— Records provided —
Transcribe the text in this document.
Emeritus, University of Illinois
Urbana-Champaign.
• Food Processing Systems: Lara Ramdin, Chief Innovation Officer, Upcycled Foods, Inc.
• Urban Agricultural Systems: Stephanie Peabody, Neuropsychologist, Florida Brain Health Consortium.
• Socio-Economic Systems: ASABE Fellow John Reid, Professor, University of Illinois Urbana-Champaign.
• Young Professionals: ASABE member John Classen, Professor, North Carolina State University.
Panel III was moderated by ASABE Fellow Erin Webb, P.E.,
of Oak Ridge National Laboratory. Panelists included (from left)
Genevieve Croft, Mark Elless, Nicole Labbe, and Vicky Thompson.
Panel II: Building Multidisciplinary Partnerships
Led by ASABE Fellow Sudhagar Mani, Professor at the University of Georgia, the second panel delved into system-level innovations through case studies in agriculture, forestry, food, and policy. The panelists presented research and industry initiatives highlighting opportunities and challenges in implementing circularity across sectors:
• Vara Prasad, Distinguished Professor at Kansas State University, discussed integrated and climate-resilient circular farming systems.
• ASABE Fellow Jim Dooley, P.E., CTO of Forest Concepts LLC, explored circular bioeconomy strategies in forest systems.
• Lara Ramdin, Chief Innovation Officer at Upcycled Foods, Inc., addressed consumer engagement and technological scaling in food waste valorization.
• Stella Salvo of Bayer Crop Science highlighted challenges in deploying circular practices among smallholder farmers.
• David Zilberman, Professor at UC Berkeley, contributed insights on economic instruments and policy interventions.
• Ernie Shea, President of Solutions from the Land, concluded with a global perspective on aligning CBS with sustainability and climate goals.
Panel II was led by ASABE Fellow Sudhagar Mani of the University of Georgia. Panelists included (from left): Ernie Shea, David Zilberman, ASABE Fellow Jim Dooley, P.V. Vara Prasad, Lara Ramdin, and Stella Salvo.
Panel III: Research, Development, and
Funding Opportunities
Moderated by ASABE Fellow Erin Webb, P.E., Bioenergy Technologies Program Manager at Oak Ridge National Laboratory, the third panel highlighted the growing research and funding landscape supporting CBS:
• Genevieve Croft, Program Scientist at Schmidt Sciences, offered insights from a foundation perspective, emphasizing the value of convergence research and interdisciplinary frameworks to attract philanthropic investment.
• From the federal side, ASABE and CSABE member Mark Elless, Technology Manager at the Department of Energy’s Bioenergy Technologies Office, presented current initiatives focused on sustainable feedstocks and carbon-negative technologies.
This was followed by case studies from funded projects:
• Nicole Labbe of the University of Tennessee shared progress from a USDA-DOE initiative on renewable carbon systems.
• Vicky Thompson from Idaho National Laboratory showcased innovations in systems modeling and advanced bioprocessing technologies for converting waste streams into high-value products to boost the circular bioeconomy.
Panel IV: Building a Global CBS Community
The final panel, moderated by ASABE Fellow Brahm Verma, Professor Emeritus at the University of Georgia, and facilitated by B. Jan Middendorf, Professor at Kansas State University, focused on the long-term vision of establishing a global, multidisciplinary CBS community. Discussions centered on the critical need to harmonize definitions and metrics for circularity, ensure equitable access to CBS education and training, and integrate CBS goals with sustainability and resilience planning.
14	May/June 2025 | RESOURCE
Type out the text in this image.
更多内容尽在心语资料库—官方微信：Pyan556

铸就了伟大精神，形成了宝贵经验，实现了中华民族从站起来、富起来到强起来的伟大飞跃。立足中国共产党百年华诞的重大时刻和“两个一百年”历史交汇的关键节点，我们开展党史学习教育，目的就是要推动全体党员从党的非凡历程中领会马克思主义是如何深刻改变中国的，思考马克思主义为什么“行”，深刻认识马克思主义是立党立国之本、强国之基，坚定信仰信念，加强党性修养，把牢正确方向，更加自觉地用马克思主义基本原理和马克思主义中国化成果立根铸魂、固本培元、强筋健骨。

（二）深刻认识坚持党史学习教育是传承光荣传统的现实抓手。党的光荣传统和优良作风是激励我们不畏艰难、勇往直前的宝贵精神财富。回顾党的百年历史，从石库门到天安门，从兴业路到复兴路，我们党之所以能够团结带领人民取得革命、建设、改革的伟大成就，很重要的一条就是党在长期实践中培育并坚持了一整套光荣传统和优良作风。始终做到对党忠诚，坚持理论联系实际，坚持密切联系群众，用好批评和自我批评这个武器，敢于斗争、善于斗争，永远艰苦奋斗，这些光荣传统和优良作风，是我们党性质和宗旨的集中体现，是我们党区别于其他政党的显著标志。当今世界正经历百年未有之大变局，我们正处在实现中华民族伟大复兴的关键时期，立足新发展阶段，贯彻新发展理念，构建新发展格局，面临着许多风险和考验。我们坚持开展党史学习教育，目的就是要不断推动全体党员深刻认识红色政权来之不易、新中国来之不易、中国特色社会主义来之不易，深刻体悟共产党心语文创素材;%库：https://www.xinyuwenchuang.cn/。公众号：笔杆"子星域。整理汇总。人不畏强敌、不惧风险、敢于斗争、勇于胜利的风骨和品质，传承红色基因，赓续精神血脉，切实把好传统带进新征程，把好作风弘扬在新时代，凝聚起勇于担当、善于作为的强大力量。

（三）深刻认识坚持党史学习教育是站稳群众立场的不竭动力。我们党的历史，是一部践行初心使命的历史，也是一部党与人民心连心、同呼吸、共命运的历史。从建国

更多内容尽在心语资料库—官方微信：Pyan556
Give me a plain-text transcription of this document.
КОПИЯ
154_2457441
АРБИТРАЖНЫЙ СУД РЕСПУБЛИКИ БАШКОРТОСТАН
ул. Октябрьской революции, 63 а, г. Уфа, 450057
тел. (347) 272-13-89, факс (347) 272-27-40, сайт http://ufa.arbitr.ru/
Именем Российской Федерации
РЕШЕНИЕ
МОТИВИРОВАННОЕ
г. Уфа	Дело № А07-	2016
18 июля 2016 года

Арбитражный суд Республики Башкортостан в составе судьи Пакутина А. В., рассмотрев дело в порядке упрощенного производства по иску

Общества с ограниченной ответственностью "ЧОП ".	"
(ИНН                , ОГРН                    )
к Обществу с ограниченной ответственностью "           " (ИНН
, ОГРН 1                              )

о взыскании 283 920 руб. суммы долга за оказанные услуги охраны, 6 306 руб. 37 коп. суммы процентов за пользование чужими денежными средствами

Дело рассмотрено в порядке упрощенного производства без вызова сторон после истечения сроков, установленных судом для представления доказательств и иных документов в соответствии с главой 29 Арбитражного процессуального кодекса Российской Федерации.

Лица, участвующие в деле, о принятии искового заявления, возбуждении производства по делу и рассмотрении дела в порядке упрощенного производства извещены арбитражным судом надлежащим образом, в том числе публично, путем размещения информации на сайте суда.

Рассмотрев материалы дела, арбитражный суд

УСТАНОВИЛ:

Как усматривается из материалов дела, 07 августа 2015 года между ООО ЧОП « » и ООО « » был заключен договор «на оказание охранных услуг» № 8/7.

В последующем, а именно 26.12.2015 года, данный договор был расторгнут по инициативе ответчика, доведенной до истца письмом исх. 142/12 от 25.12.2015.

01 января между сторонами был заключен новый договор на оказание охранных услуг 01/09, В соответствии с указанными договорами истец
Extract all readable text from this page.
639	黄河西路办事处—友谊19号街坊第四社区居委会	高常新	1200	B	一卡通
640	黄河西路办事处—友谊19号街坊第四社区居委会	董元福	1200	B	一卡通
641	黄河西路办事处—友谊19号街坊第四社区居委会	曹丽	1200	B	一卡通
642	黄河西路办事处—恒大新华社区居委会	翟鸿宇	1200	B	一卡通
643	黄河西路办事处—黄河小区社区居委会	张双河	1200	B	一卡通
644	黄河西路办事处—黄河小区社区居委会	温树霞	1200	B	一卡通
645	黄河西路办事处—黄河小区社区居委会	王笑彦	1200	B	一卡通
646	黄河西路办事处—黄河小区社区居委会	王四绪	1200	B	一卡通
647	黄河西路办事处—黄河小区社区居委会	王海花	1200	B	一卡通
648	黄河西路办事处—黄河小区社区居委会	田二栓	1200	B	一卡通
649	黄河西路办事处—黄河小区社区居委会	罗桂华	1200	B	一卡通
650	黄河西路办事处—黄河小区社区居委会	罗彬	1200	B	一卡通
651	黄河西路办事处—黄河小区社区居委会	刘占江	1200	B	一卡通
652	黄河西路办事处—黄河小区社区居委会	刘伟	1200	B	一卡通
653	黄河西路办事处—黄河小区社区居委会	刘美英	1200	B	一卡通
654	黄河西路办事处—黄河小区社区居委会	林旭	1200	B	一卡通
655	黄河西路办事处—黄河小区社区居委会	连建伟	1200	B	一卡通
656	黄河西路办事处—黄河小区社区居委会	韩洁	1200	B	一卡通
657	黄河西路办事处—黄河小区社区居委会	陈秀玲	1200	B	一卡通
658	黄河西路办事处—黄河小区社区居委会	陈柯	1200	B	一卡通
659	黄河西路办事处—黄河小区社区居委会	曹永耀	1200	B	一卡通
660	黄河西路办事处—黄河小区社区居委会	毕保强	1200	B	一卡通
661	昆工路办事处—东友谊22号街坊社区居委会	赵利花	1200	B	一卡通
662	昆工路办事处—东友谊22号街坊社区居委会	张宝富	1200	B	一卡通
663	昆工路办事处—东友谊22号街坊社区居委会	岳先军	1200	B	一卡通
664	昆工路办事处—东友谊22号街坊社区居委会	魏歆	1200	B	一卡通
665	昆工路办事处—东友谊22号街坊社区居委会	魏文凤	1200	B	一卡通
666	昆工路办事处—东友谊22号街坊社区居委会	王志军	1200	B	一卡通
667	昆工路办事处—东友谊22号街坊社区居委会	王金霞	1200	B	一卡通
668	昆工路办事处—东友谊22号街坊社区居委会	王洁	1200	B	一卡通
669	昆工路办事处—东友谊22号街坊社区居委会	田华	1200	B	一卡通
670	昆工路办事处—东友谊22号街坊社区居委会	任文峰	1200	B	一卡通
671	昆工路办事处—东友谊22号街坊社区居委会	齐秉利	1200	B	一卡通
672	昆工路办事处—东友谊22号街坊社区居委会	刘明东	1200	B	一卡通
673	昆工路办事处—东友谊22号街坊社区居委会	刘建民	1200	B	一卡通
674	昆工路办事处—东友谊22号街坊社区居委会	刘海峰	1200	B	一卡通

— Objective —
Select all lines in the listing above where the word "между" appears, and show them.

— Expected answer —
Как усматривается из материалов дела, 07 августа 2015 года между ООО ЧОП « » и ООО « » был заключен договор «на оказание охранных услуг» № 8/7.
01 января между сторонами был заключен новый договор на оказание охранных услуг 01/09, В соответствии с указанными договорами истец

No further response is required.